— Begin Data for the task —

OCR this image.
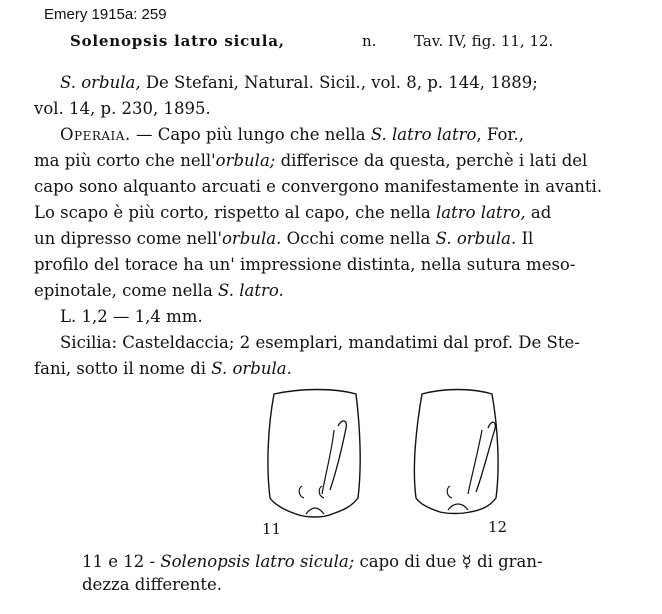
Emery 1915a: 259
Solenopsis latro sicula,	n.	Tav. IV, fig. 11, 12.
S. orbula, De Stefani, Natural. Sicil., vol. 8, p. 144, 1889;
vol. 14, p. 230, 1895.
Operaia. — Capo più lungo che nella S. latro latro, For.,
ma più corto che nell'orbula; differisce da questa, perchè i lati del
capo sono alquanto arcuati e convergono manifestamente in avanti.
Lo scapo è più corto, rispetto al capo, che nella latro latro, ad
un dipresso come nell'orbula. Occhi come nella S. orbula. Il
profilo del torace ha un' impressione distinta, nella sutura meso-
epinotale, come nella S. latro.
L. 1,2 — 1,4 mm.
Sicilia: Casteldaccia; 2 esemplari, mandatimi dal prof. De Ste-
fani, sotto il nome di S. orbula.
11	12
11 e 12 - Solenopsis latro sicula; capo di due ☿ di gran-
dezza differente.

— End Data for the task —

#### Stated exercise:
Copy out each record shown above without alteration, skipping any picture.

#### Exercise answer:
OCR this image.
Emery 1915a: 259
Solenopsis latro sicula,	n.	Tav. IV, fig. 11, 12.
S. orbula, De Stefani, Natural. Sicil., vol. 8, p. 144, 1889;
vol. 14, p. 230, 1895.
Operaia. — Capo più lungo che nella S. latro latro, For.,
ma più corto che nell'orbula; differisce da questa, perchè i lati del
capo sono alquanto arcuati e convergono manifestamente in avanti.
Lo scapo è più corto, rispetto al capo, che nella latro latro, ad
un dipresso come nell'orbula. Occhi come nella S. orbula. Il
profilo del torace ha un' impressione distinta, nella sutura meso-
epinotale, come nella S. latro.
L. 1,2 — 1,4 mm.
Sicilia: Casteldaccia; 2 esemplari, mandatimi dal prof. De Ste-
fani, sotto il nome di S. orbula.
11	12
11 e 12 - Solenopsis latro sicula; capo di due ☿ di gran-
dezza differente.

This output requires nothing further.